Dataset records
# # # #

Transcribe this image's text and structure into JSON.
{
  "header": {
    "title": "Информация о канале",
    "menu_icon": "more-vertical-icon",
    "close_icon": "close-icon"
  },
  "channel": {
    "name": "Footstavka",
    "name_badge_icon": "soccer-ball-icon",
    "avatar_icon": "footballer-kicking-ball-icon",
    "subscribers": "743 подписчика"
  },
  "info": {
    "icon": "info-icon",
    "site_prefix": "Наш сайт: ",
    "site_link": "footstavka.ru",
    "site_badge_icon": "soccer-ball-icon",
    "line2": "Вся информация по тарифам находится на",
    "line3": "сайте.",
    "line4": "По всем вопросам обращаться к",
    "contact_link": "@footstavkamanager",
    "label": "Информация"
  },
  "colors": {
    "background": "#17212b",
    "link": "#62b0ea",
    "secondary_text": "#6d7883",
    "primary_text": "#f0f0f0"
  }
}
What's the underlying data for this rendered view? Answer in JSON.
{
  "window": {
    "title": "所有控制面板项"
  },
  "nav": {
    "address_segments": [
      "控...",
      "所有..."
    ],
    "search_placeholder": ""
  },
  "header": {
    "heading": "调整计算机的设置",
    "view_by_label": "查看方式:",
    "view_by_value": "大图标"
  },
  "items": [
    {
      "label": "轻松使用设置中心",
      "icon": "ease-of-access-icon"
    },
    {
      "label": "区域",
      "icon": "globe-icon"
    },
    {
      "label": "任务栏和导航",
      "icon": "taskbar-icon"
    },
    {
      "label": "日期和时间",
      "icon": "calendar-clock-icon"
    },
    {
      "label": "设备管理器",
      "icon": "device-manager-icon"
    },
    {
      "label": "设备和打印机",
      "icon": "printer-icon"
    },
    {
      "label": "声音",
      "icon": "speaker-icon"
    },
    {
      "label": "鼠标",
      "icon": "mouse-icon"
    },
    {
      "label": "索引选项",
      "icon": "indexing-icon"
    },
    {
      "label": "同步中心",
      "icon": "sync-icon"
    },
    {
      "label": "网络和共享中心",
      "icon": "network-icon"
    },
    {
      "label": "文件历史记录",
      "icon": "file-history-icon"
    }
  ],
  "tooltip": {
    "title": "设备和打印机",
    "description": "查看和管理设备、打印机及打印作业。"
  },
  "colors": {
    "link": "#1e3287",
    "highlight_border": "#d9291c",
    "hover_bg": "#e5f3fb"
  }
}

# # # #

Exercise directions: The full set of records should be duplicated exactly.

Expected output:
Transcribe this image's text and structure into JSON.
{
  "header": {
    "title": "Информация о канале",
    "menu_icon": "more-vertical-icon",
    "close_icon": "close-icon"
  },
  "channel": {
    "name": "Footstavka",
    "name_badge_icon": "soccer-ball-icon",
    "avatar_icon": "footballer-kicking-ball-icon",
    "subscribers": "743 подписчика"
  },
  "info": {
    "icon": "info-icon",
    "site_prefix": "Наш сайт: ",
    "site_link": "footstavka.ru",
    "site_badge_icon": "soccer-ball-icon",
    "line2": "Вся информация по тарифам находится на",
    "line3": "сайте.",
    "line4": "По всем вопросам обращаться к",
    "contact_link": "@footstavkamanager",
    "label": "Информация"
  },
  "colors": {
    "background": "#17212b",
    "link": "#62b0ea",
    "secondary_text": "#6d7883",
    "primary_text": "#f0f0f0"
  }
}
What's the underlying data for this rendered view? Answer in JSON.
{
  "window": {
    "title": "所有控制面板项"
  },
  "nav": {
    "address_segments": [
      "控...",
      "所有..."
    ],
    "search_placeholder": ""
  },
  "header": {
    "heading": "调整计算机的设置",
    "view_by_label": "查看方式:",
    "view_by_value": "大图标"
  },
  "items": [
    {
      "label": "轻松使用设置中心",
      "icon": "ease-of-access-icon"
    },
    {
      "label": "区域",
      "icon": "globe-icon"
    },
    {
      "label": "任务栏和导航",
      "icon": "taskbar-icon"
    },
    {
      "label": "日期和时间",
      "icon": "calendar-clock-icon"
    },
    {
      "label": "设备管理器",
      "icon": "device-manager-icon"
    },
    {
      "label": "设备和打印机",
      "icon": "printer-icon"
    },
    {
      "label": "声音",
      "icon": "speaker-icon"
    },
    {
      "label": "鼠标",
      "icon": "mouse-icon"
    },
    {
      "label": "索引选项",
      "icon": "indexing-icon"
    },
    {
      "label": "同步中心",
      "icon": "sync-icon"
    },
    {
      "label": "网络和共享中心",
      "icon": "network-icon"
    },
    {
      "label": "文件历史记录",
      "icon": "file-history-icon"
    }
  ],
  "tooltip": {
    "title": "设备和打印机",
    "description": "查看和管理设备、打印机及打印作业。"
  },
  "colors": {
    "link": "#1e3287",
    "highlight_border": "#d9291c",
    "hover_bg": "#e5f3fb"
  }
}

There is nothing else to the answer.